**Challenge:** Render each line of the entries below as one string in a JSON list, omitting the pictures and any blank lines.
>> begin Entries
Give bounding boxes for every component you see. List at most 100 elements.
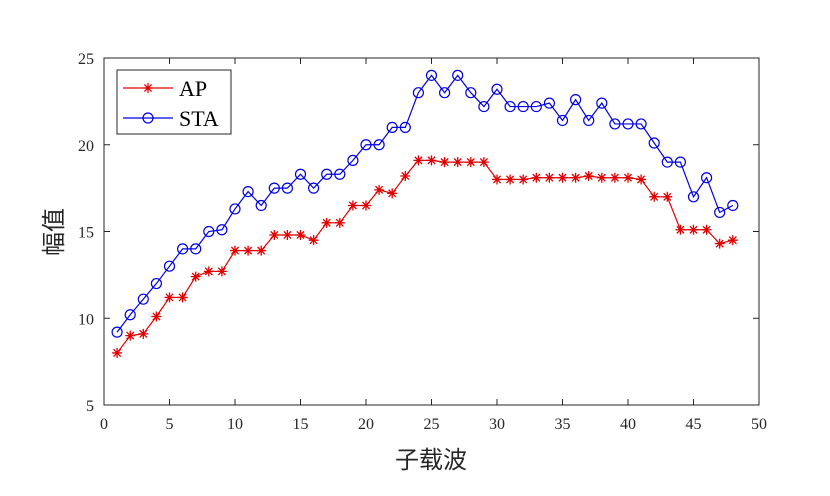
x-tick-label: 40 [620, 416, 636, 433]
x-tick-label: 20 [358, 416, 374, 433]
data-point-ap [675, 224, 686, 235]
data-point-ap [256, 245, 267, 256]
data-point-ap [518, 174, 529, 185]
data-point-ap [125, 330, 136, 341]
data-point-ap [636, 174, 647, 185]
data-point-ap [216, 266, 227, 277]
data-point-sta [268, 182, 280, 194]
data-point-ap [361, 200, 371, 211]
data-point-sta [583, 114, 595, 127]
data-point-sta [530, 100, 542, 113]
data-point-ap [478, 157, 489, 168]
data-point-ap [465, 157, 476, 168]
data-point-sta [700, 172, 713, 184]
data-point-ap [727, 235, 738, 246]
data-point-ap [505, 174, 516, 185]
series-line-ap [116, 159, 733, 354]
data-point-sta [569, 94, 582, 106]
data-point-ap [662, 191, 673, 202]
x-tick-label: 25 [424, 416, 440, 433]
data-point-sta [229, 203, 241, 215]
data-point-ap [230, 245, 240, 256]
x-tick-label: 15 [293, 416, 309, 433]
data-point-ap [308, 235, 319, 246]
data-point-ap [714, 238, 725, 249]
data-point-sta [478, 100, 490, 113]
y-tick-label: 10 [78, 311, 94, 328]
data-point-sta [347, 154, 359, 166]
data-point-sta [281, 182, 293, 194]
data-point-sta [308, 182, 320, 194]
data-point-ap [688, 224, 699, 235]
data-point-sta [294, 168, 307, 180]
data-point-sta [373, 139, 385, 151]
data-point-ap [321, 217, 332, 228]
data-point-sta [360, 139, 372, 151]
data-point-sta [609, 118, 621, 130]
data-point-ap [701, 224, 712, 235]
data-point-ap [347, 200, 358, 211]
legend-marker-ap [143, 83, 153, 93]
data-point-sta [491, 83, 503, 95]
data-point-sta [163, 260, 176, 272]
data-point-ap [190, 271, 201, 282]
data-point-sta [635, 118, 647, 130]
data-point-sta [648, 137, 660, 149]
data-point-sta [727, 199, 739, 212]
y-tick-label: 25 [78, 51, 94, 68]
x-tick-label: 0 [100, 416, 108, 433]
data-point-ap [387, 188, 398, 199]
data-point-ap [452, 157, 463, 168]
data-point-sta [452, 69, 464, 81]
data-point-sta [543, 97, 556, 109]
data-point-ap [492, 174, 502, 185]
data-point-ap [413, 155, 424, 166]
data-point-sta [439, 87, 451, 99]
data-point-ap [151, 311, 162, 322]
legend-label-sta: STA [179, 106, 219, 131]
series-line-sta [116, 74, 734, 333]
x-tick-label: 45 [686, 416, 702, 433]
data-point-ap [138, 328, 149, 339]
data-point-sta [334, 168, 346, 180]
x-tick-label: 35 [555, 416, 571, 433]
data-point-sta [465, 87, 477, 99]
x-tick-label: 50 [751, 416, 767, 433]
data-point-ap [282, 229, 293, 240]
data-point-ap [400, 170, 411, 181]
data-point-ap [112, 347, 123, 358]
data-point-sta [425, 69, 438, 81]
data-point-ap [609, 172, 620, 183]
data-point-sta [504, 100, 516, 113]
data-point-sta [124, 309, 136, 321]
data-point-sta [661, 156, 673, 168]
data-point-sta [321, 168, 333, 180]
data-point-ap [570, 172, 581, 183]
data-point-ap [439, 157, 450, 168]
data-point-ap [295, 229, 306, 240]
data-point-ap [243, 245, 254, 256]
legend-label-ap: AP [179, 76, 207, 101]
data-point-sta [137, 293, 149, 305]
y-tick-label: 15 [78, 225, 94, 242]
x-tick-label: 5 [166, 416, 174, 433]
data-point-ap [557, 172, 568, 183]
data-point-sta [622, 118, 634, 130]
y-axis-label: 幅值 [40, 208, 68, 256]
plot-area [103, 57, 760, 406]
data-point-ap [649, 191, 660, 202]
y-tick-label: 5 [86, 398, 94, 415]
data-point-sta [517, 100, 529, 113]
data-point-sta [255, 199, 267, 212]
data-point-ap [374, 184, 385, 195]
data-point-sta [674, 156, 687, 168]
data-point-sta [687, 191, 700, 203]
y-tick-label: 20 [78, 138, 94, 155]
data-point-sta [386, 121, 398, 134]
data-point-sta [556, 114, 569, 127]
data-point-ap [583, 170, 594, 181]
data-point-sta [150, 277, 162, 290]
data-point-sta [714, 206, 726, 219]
>> end Entries
**Completed exercise:**
[
  "Give bounding boxes for every component you see. List at most 100 elements.",
  "x-tick-label: 40 [620, 416, 636, 433]",
  "x-tick-label: 20 [358, 416, 374, 433]",
  "data-point-ap [675, 224, 686, 235]",
  "data-point-ap [256, 245, 267, 256]",
  "data-point-ap [518, 174, 529, 185]",
  "data-point-ap [125, 330, 136, 341]",
  "data-point-ap [636, 174, 647, 185]",
  "data-point-ap [216, 266, 227, 277]",
  "data-point-sta [268, 182, 280, 194]",
  "data-point-ap [361, 200, 371, 211]",
  "data-point-sta [583, 114, 595, 127]",
  "data-point-sta [530, 100, 542, 113]",
  "data-point-ap [478, 157, 489, 168]",
  "data-point-ap [465, 157, 476, 168]",
  "data-point-sta [700, 172, 713, 184]",
  "data-point-ap [727, 235, 738, 246]",
  "data-point-ap [505, 174, 516, 185]",
  "series-line-ap [116, 159, 733, 354]",
  "data-point-sta [569, 94, 582, 106]",
  "data-point-ap [662, 191, 673, 202]",
  "x-tick-label: 25 [424, 416, 440, 433]",
  "data-point-sta [229, 203, 241, 215]",
  "data-point-ap [230, 245, 240, 256]",
  "x-tick-label: 15 [293, 416, 309, 433]",
  "data-point-ap [308, 235, 319, 246]",
  "data-point-ap [714, 238, 725, 249]",
  "data-point-sta [478, 100, 490, 113]",
  "y-tick-label: 10 [78, 311, 94, 328]",
  "data-point-sta [347, 154, 359, 166]",
  "data-point-sta [281, 182, 293, 194]",
  "data-point-sta [308, 182, 320, 194]",
  "data-point-ap [688, 224, 699, 235]",
  "data-point-sta [294, 168, 307, 180]",
  "data-point-sta [373, 139, 385, 151]",
  "data-point-ap [321, 217, 332, 228]",
  "data-point-sta [360, 139, 372, 151]",
  "data-point-sta [609, 118, 621, 130]",
  "data-point-ap [701, 224, 712, 235]",
  "data-point-ap [347, 200, 358, 211]",
  "legend-marker-ap [143, 83, 153, 93]",
  "data-point-sta [491, 83, 503, 95]",
  "data-point-sta [163, 260, 176, 272]",
  "data-point-ap [190, 271, 201, 282]",
  "data-point-sta [635, 118, 647, 130]",
  "data-point-sta [648, 137, 660, 149]",
  "data-point-sta [727, 199, 739, 212]",
  "y-tick-label: 25 [78, 51, 94, 68]",
  "x-tick-label: 0 [100, 416, 108, 433]",
  "data-point-ap [387, 188, 398, 199]",
  "data-point-ap [452, 157, 463, 168]",
  "data-point-sta [452, 69, 464, 81]",
  "data-point-sta [543, 97, 556, 109]",
  "data-point-ap [492, 174, 502, 185]",
  "data-point-ap [413, 155, 424, 166]",
  "data-point-sta [439, 87, 451, 99]",
  "data-point-ap [151, 311, 162, 322]",
  "legend-label-sta: STA [179, 106, 219, 131]",
  "series-line-sta [116, 74, 734, 333]",
  "x-tick-label: 45 [686, 416, 702, 433]",
  "data-point-ap [138, 328, 149, 339]",
  "data-point-sta [334, 168, 346, 180]",
  "x-tick-label: 35 [555, 416, 571, 433]",
  "data-point-sta [465, 87, 477, 99]",
  "x-tick-label: 50 [751, 416, 767, 433]",
  "data-point-ap [282, 229, 293, 240]",
  "data-point-ap [400, 170, 411, 181]",
  "data-point-ap [112, 347, 123, 358]",
  "data-point-sta [425, 69, 438, 81]",
  "data-point-ap [609, 172, 620, 183]",
  "data-point-sta [504, 100, 516, 113]",
  "data-point-sta [124, 309, 136, 321]",
  "data-point-sta [661, 156, 673, 168]",
  "data-point-sta [321, 168, 333, 180]",
  "data-point-ap [570, 172, 581, 183]",
  "data-point-ap [439, 157, 450, 168]",
  "data-point-ap [295, 229, 306, 240]",
  "data-point-ap [243, 245, 254, 256]",
  "legend-label-ap: AP [179, 76, 207, 101]",
  "data-point-sta [137, 293, 149, 305]",
  "y-tick-label: 15 [78, 225, 94, 242]",
  "x-tick-label: 5 [166, 416, 174, 433]",
  "data-point-ap [557, 172, 568, 183]",
  "data-point-sta [622, 118, 634, 130]",
  "y-axis-label: 幅值 [40, 208, 68, 256]",
  "plot-area [103, 57, 760, 406]",
  "data-point-ap [649, 191, 660, 202]",
  "y-tick-label: 5 [86, 398, 94, 415]",
  "data-point-sta [517, 100, 529, 113]",
  "data-point-sta [255, 199, 267, 212]",
  "data-point-ap [374, 184, 385, 195]",
  "data-point-sta [674, 156, 687, 168]",
  "data-point-sta [687, 191, 700, 203]",
  "y-tick-label: 20 [78, 138, 94, 155]",
  "data-point-sta [386, 121, 398, 134]",
  "data-point-sta [556, 114, 569, 127]",
  "data-point-ap [583, 170, 594, 181]",
  "data-point-sta [150, 277, 162, 290]",
  "data-point-sta [714, 206, 726, 219]"
]